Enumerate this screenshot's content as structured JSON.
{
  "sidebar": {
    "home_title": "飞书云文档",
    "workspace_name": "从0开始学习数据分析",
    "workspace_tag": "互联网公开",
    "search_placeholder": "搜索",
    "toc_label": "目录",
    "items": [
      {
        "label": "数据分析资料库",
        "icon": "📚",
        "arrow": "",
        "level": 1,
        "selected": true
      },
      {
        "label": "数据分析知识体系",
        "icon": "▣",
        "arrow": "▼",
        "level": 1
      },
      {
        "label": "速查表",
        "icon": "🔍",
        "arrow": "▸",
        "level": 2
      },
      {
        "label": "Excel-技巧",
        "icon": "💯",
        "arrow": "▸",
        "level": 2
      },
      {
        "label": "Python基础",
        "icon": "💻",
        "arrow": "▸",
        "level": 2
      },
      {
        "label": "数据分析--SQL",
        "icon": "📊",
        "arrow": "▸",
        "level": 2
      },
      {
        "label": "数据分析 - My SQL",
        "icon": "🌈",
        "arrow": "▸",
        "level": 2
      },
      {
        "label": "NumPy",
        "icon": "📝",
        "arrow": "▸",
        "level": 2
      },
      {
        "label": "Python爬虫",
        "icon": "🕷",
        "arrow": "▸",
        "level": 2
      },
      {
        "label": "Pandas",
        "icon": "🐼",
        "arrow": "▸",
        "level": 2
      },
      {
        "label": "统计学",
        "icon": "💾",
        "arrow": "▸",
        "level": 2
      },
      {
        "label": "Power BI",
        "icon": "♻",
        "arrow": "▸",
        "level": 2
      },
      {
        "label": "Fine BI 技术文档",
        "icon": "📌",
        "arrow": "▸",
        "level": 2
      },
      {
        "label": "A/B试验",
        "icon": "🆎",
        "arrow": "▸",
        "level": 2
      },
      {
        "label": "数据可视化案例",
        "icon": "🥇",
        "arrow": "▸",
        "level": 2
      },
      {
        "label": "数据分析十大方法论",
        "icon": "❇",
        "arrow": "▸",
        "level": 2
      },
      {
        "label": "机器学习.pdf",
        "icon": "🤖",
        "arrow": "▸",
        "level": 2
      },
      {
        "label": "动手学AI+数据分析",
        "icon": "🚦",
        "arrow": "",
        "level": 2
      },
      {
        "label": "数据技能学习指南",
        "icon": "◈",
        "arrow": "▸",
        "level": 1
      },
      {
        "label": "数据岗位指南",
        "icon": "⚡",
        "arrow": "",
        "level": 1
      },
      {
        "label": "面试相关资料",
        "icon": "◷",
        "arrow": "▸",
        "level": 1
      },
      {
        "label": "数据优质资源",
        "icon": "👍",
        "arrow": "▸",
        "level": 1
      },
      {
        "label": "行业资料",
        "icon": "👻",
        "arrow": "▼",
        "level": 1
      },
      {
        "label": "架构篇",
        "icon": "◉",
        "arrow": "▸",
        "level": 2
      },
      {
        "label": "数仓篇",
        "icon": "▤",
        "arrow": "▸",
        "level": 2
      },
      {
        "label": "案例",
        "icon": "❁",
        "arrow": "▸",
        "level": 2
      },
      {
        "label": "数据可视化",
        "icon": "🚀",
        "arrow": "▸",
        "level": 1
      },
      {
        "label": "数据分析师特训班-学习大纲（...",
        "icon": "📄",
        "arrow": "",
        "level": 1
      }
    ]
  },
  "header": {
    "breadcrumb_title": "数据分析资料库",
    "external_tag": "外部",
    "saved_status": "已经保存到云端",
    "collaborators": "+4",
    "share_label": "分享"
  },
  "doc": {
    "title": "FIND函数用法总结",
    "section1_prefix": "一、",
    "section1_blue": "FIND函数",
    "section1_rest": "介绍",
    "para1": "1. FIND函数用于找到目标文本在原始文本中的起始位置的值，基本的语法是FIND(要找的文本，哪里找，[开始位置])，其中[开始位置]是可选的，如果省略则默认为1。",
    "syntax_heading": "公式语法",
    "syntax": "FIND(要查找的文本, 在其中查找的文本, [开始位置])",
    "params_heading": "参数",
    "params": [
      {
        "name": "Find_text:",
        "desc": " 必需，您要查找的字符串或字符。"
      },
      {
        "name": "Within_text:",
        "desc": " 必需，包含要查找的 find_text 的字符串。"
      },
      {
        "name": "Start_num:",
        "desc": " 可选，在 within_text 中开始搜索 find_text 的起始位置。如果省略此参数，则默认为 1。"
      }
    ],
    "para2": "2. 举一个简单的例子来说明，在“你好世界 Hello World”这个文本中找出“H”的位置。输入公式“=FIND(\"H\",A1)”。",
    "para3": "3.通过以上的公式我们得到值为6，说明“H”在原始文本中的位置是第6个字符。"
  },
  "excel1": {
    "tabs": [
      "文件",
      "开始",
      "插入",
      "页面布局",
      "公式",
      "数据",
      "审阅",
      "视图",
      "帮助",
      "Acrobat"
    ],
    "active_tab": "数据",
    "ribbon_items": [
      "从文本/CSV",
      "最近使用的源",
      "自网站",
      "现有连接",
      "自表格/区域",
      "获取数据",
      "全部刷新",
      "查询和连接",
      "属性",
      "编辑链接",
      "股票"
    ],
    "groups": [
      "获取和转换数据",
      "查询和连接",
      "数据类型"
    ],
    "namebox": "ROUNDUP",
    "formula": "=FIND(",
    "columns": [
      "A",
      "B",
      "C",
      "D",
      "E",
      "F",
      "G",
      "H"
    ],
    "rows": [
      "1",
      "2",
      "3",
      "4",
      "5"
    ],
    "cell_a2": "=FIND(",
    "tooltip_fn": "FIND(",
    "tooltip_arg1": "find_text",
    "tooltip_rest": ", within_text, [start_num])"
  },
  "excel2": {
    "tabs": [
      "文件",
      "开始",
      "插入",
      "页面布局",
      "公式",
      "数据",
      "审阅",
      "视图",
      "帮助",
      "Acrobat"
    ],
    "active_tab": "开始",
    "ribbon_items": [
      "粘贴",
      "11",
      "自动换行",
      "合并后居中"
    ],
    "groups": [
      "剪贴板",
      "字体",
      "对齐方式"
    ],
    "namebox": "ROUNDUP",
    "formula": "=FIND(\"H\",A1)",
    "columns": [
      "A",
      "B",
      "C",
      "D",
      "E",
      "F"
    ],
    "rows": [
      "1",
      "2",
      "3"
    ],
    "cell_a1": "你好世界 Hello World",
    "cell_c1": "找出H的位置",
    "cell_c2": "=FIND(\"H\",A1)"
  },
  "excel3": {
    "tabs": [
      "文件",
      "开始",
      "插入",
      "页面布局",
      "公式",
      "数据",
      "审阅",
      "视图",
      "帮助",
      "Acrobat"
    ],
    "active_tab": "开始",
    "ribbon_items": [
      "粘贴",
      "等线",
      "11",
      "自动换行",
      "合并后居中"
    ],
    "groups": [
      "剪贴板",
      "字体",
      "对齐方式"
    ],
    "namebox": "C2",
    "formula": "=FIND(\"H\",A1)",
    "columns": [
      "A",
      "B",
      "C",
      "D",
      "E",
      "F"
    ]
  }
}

※ ※ ※

Copy every line of the records word for word.

Enumerate this screenshot's content as structured JSON.
{
  "sidebar": {
    "home_title": "飞书云文档",
    "workspace_name": "从0开始学习数据分析",
    "workspace_tag": "互联网公开",
    "search_placeholder": "搜索",
    "toc_label": "目录",
    "items": [
      {
        "label": "数据分析资料库",
        "icon": "📚",
        "arrow": "",
        "level": 1,
        "selected": true
      },
      {
        "label": "数据分析知识体系",
        "icon": "▣",
        "arrow": "▼",
        "level": 1
      },
      {
        "label": "速查表",
        "icon": "🔍",
        "arrow": "▸",
        "level": 2
      },
      {
        "label": "Excel-技巧",
        "icon": "💯",
        "arrow": "▸",
        "level": 2
      },
      {
        "label": "Python基础",
        "icon": "💻",
        "arrow": "▸",
        "level": 2
      },
      {
        "label": "数据分析--SQL",
        "icon": "📊",
        "arrow": "▸",
        "level": 2
      },
      {
        "label": "数据分析 - My SQL",
        "icon": "🌈",
        "arrow": "▸",
        "level": 2
      },
      {
        "label": "NumPy",
        "icon": "📝",
        "arrow": "▸",
        "level": 2
      },
      {
        "label": "Python爬虫",
        "icon": "🕷",
        "arrow": "▸",
        "level": 2
      },
      {
        "label": "Pandas",
        "icon": "🐼",
        "arrow": "▸",
        "level": 2
      },
      {
        "label": "统计学",
        "icon": "💾",
        "arrow": "▸",
        "level": 2
      },
      {
        "label": "Power BI",
        "icon": "♻",
        "arrow": "▸",
        "level": 2
      },
      {
        "label": "Fine BI 技术文档",
        "icon": "📌",
        "arrow": "▸",
        "level": 2
      },
      {
        "label": "A/B试验",
        "icon": "🆎",
        "arrow": "▸",
        "level": 2
      },
      {
        "label": "数据可视化案例",
        "icon": "🥇",
        "arrow": "▸",
        "level": 2
      },
      {
        "label": "数据分析十大方法论",
        "icon": "❇",
        "arrow": "▸",
        "level": 2
      },
      {
        "label": "机器学习.pdf",
        "icon": "🤖",
        "arrow": "▸",
        "level": 2
      },
      {
        "label": "动手学AI+数据分析",
        "icon": "🚦",
        "arrow": "",
        "level": 2
      },
      {
        "label": "数据技能学习指南",
        "icon": "◈",
        "arrow": "▸",
        "level": 1
      },
      {
        "label": "数据岗位指南",
        "icon": "⚡",
        "arrow": "",
        "level": 1
      },
      {
        "label": "面试相关资料",
        "icon": "◷",
        "arrow": "▸",
        "level": 1
      },
      {
        "label": "数据优质资源",
        "icon": "👍",
        "arrow": "▸",
        "level": 1
      },
      {
        "label": "行业资料",
        "icon": "👻",
        "arrow": "▼",
        "level": 1
      },
      {
        "label": "架构篇",
        "icon": "◉",
        "arrow": "▸",
        "level": 2
      },
      {
        "label": "数仓篇",
        "icon": "▤",
        "arrow": "▸",
        "level": 2
      },
      {
        "label": "案例",
        "icon": "❁",
        "arrow": "▸",
        "level": 2
      },
      {
        "label": "数据可视化",
        "icon": "🚀",
        "arrow": "▸",
        "level": 1
      },
      {
        "label": "数据分析师特训班-学习大纲（...",
        "icon": "📄",
        "arrow": "",
        "level": 1
      }
    ]
  },
  "header": {
    "breadcrumb_title": "数据分析资料库",
    "external_tag": "外部",
    "saved_status": "已经保存到云端",
    "collaborators": "+4",
    "share_label": "分享"
  },
  "doc": {
    "title": "FIND函数用法总结",
    "section1_prefix": "一、",
    "section1_blue": "FIND函数",
    "section1_rest": "介绍",
    "para1": "1. FIND函数用于找到目标文本在原始文本中的起始位置的值，基本的语法是FIND(要找的文本，哪里找，[开始位置])，其中[开始位置]是可选的，如果省略则默认为1。",
    "syntax_heading": "公式语法",
    "syntax": "FIND(要查找的文本, 在其中查找的文本, [开始位置])",
    "params_heading": "参数",
    "params": [
      {
        "name": "Find_text:",
        "desc": " 必需，您要查找的字符串或字符。"
      },
      {
        "name": "Within_text:",
        "desc": " 必需，包含要查找的 find_text 的字符串。"
      },
      {
        "name": "Start_num:",
        "desc": " 可选，在 within_text 中开始搜索 find_text 的起始位置。如果省略此参数，则默认为 1。"
      }
    ],
    "para2": "2. 举一个简单的例子来说明，在“你好世界 Hello World”这个文本中找出“H”的位置。输入公式“=FIND(\"H\",A1)”。",
    "para3": "3.通过以上的公式我们得到值为6，说明“H”在原始文本中的位置是第6个字符。"
  },
  "excel1": {
    "tabs": [
      "文件",
      "开始",
      "插入",
      "页面布局",
      "公式",
      "数据",
      "审阅",
      "视图",
      "帮助",
      "Acrobat"
    ],
    "active_tab": "数据",
    "ribbon_items": [
      "从文本/CSV",
      "最近使用的源",
      "自网站",
      "现有连接",
      "自表格/区域",
      "获取数据",
      "全部刷新",
      "查询和连接",
      "属性",
      "编辑链接",
      "股票"
    ],
    "groups": [
      "获取和转换数据",
      "查询和连接",
      "数据类型"
    ],
    "namebox": "ROUNDUP",
    "formula": "=FIND(",
    "columns": [
      "A",
      "B",
      "C",
      "D",
      "E",
      "F",
      "G",
      "H"
    ],
    "rows": [
      "1",
      "2",
      "3",
      "4",
      "5"
    ],
    "cell_a2": "=FIND(",
    "tooltip_fn": "FIND(",
    "tooltip_arg1": "find_text",
    "tooltip_rest": ", within_text, [start_num])"
  },
  "excel2": {
    "tabs": [
      "文件",
      "开始",
      "插入",
      "页面布局",
      "公式",
      "数据",
      "审阅",
      "视图",
      "帮助",
      "Acrobat"
    ],
    "active_tab": "开始",
    "ribbon_items": [
      "粘贴",
      "11",
      "自动换行",
      "合并后居中"
    ],
    "groups": [
      "剪贴板",
      "字体",
      "对齐方式"
    ],
    "namebox": "ROUNDUP",
    "formula": "=FIND(\"H\",A1)",
    "columns": [
      "A",
      "B",
      "C",
      "D",
      "E",
      "F"
    ],
    "rows": [
      "1",
      "2",
      "3"
    ],
    "cell_a1": "你好世界 Hello World",
    "cell_c1": "找出H的位置",
    "cell_c2": "=FIND(\"H\",A1)"
  },
  "excel3": {
    "tabs": [
      "文件",
      "开始",
      "插入",
      "页面布局",
      "公式",
      "数据",
      "审阅",
      "视图",
      "帮助",
      "Acrobat"
    ],
    "active_tab": "开始",
    "ribbon_items": [
      "粘贴",
      "等线",
      "11",
      "自动换行",
      "合并后居中"
    ],
    "groups": [
      "剪贴板",
      "字体",
      "对齐方式"
    ],
    "namebox": "C2",
    "formula": "=FIND(\"H\",A1)",
    "columns": [
      "A",
      "B",
      "C",
      "D",
      "E",
      "F"
    ]
  }
}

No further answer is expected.